▶ WHAT NEEDS TO BE DONE
Reproduce the records below exactly as given.

(Dataset rows)
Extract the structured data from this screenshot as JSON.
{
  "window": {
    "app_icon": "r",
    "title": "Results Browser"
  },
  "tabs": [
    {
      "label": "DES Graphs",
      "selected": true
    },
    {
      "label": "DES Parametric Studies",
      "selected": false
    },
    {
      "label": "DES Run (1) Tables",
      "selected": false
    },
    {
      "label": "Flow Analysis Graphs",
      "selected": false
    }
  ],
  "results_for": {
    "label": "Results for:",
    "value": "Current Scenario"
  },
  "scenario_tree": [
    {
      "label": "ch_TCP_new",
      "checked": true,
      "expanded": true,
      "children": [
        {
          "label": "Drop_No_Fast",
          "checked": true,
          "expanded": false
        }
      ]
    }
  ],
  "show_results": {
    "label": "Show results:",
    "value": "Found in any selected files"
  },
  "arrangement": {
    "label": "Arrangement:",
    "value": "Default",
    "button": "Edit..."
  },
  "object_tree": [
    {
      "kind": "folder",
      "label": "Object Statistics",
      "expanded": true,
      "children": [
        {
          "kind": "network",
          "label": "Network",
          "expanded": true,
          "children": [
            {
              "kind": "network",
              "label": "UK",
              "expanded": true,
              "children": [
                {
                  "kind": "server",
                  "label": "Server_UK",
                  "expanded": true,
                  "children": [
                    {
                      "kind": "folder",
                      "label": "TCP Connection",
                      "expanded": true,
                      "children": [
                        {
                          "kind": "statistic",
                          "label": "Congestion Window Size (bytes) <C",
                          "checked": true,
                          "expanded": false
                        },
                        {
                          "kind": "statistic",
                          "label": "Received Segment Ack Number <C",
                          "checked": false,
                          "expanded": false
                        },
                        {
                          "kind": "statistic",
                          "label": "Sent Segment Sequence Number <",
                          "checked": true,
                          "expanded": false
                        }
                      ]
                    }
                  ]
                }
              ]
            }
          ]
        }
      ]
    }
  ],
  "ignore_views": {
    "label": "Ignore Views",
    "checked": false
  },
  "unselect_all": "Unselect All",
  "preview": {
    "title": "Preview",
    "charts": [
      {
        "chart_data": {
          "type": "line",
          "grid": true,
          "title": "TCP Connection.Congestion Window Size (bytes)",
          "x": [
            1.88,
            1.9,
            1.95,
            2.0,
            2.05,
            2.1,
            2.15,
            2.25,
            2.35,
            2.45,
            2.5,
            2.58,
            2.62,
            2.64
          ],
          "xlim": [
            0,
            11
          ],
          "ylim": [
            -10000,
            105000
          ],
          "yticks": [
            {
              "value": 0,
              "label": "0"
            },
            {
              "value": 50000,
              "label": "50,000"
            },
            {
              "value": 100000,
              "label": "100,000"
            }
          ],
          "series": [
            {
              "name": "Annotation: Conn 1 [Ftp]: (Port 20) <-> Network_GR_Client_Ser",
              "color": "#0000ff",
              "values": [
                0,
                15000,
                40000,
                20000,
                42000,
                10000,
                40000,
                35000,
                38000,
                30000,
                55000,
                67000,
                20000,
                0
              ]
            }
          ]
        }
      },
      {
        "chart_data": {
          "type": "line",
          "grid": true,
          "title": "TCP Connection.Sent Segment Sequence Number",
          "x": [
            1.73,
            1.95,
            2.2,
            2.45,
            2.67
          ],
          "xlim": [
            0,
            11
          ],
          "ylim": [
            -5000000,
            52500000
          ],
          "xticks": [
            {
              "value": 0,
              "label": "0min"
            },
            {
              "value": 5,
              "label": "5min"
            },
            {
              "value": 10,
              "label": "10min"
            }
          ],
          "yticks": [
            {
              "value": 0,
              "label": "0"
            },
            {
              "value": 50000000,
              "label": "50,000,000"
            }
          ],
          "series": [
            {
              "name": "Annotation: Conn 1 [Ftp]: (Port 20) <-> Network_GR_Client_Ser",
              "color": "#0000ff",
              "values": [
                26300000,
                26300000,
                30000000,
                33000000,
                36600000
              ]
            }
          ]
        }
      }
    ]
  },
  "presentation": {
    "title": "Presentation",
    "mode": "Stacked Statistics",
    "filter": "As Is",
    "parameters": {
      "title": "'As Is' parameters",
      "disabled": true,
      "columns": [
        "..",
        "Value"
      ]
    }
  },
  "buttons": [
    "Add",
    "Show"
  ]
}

▶ TASK OUTPUT
Extract the structured data from this screenshot as JSON.
{
  "window": {
    "app_icon": "r",
    "title": "Results Browser"
  },
  "tabs": [
    {
      "label": "DES Graphs",
      "selected": true
    },
    {
      "label": "DES Parametric Studies",
      "selected": false
    },
    {
      "label": "DES Run (1) Tables",
      "selected": false
    },
    {
      "label": "Flow Analysis Graphs",
      "selected": false
    }
  ],
  "results_for": {
    "label": "Results for:",
    "value": "Current Scenario"
  },
  "scenario_tree": [
    {
      "label": "ch_TCP_new",
      "checked": true,
      "expanded": true,
      "children": [
        {
          "label": "Drop_No_Fast",
          "checked": true,
          "expanded": false
        }
      ]
    }
  ],
  "show_results": {
    "label": "Show results:",
    "value": "Found in any selected files"
  },
  "arrangement": {
    "label": "Arrangement:",
    "value": "Default",
    "button": "Edit..."
  },
  "object_tree": [
    {
      "kind": "folder",
      "label": "Object Statistics",
      "expanded": true,
      "children": [
        {
          "kind": "network",
          "label": "Network",
          "expanded": true,
          "children": [
            {
              "kind": "network",
              "label": "UK",
              "expanded": true,
              "children": [
                {
                  "kind": "server",
                  "label": "Server_UK",
                  "expanded": true,
                  "children": [
                    {
                      "kind": "folder",
                      "label": "TCP Connection",
                      "expanded": true,
                      "children": [
                        {
                          "kind": "statistic",
                          "label": "Congestion Window Size (bytes) <C",
                          "checked": true,
                          "expanded": false
                        },
                        {
                          "kind": "statistic",
                          "label": "Received Segment Ack Number <C",
                          "checked": false,
                          "expanded": false
                        },
                        {
                          "kind": "statistic",
                          "label": "Sent Segment Sequence Number <",
                          "checked": true,
                          "expanded": false
                        }
                      ]
                    }
                  ]
                }
              ]
            }
          ]
        }
      ]
    }
  ],
  "ignore_views": {
    "label": "Ignore Views",
    "checked": false
  },
  "unselect_all": "Unselect All",
  "preview": {
    "title": "Preview",
    "charts": [
      {
        "chart_data": {
          "type": "line",
          "grid": true,
          "title": "TCP Connection.Congestion Window Size (bytes)",
          "x": [
            1.88,
            1.9,
            1.95,
            2.0,
            2.05,
            2.1,
            2.15,
            2.25,
            2.35,
            2.45,
            2.5,
            2.58,
            2.62,
            2.64
          ],
          "xlim": [
            0,
            11
          ],
          "ylim": [
            -10000,
            105000
          ],
          "yticks": [
            {
              "value": 0,
              "label": "0"
            },
            {
              "value": 50000,
              "label": "50,000"
            },
            {
              "value": 100000,
              "label": "100,000"
            }
          ],
          "series": [
            {
              "name": "Annotation: Conn 1 [Ftp]: (Port 20) <-> Network_GR_Client_Ser",
              "color": "#0000ff",
              "values": [
                0,
                15000,
                40000,
                20000,
                42000,
                10000,
                40000,
                35000,
                38000,
                30000,
                55000,
                67000,
                20000,
                0
              ]
            }
          ]
        }
      },
      {
        "chart_data": {
          "type": "line",
          "grid": true,
          "title": "TCP Connection.Sent Segment Sequence Number",
          "x": [
            1.73,
            1.95,
            2.2,
            2.45,
            2.67
          ],
          "xlim": [
            0,
            11
          ],
          "ylim": [
            -5000000,
            52500000
          ],
          "xticks": [
            {
              "value": 0,
              "label": "0min"
            },
            {
              "value": 5,
              "label": "5min"
            },
            {
              "value": 10,
              "label": "10min"
            }
          ],
          "yticks": [
            {
              "value": 0,
              "label": "0"
            },
            {
              "value": 50000000,
              "label": "50,000,000"
            }
          ],
          "series": [
            {
              "name": "Annotation: Conn 1 [Ftp]: (Port 20) <-> Network_GR_Client_Ser",
              "color": "#0000ff",
              "values": [
                26300000,
                26300000,
                30000000,
                33000000,
                36600000
              ]
            }
          ]
        }
      }
    ]
  },
  "presentation": {
    "title": "Presentation",
    "mode": "Stacked Statistics",
    "filter": "As Is",
    "parameters": {
      "title": "'As Is' parameters",
      "disabled": true,
      "columns": [
        "..",
        "Value"
      ]
    }
  },
  "buttons": [
    "Add",
    "Show"
  ]
}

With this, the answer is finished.